**Exercise task:** Return only the number of lines that hold "простіше".

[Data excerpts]
⁂
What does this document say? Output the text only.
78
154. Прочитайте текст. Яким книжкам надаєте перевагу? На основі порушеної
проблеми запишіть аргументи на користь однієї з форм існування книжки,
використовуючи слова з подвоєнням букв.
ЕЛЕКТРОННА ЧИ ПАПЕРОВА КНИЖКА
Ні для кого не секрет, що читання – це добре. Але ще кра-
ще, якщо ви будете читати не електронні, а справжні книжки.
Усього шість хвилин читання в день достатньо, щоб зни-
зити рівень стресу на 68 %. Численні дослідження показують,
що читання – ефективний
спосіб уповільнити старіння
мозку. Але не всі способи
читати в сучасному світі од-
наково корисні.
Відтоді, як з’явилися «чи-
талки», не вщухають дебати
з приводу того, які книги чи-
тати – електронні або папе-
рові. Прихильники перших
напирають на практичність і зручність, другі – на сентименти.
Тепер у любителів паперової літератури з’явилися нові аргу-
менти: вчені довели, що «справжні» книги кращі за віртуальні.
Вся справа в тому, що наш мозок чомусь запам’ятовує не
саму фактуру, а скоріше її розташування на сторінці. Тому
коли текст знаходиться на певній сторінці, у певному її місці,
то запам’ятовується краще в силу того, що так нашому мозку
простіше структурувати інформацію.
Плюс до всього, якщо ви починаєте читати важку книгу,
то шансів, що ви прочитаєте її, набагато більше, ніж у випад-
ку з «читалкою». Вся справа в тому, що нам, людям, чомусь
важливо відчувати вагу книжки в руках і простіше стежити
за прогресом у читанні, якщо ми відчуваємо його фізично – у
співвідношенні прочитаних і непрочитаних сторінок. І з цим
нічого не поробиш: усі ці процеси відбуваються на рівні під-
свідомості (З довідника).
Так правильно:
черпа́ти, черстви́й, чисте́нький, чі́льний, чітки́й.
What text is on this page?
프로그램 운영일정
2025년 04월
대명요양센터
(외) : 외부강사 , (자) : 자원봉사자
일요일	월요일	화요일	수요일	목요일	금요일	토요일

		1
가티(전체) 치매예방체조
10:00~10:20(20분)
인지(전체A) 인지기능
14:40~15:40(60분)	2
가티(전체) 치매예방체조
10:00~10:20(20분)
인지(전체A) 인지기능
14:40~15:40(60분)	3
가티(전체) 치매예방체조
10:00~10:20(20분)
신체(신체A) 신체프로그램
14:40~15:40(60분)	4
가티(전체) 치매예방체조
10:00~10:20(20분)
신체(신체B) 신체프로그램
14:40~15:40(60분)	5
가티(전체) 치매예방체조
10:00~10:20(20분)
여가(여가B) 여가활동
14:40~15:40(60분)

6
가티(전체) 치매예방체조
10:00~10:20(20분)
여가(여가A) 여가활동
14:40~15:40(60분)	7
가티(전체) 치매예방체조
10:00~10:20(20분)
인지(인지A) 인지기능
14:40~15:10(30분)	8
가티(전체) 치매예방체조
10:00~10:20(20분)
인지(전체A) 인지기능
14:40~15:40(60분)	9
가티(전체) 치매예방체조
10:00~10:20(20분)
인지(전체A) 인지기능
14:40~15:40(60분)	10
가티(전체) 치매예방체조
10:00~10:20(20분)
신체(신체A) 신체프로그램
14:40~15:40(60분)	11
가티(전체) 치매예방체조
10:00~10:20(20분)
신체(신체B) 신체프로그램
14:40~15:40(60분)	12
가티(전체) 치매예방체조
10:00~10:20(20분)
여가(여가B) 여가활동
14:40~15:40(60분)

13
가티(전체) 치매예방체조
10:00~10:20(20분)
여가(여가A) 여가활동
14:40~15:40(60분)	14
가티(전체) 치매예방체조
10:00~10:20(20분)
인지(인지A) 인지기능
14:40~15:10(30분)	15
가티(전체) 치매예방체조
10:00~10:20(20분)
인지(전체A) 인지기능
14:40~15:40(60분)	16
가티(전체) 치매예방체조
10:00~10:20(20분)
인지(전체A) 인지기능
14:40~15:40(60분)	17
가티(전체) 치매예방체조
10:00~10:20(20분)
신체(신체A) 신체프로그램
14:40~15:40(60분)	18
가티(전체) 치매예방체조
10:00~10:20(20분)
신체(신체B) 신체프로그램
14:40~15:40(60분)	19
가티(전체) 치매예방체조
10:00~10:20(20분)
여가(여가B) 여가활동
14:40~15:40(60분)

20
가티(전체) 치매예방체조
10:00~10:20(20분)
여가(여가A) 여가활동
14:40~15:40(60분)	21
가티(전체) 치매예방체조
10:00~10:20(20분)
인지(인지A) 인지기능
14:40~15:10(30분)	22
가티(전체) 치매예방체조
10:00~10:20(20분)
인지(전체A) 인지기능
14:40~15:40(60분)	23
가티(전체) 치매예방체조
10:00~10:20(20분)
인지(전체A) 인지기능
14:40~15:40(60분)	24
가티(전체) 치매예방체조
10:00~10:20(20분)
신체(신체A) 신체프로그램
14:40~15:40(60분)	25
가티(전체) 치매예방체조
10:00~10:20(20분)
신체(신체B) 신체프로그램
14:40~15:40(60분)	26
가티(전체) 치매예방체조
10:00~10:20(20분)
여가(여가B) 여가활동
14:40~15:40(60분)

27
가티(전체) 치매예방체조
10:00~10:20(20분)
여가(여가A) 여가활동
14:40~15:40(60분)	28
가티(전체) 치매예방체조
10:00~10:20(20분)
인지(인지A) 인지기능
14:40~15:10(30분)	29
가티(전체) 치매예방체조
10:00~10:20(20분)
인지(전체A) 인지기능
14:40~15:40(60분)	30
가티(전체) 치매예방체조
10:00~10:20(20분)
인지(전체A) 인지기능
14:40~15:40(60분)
⁂
**Exercise output:** 2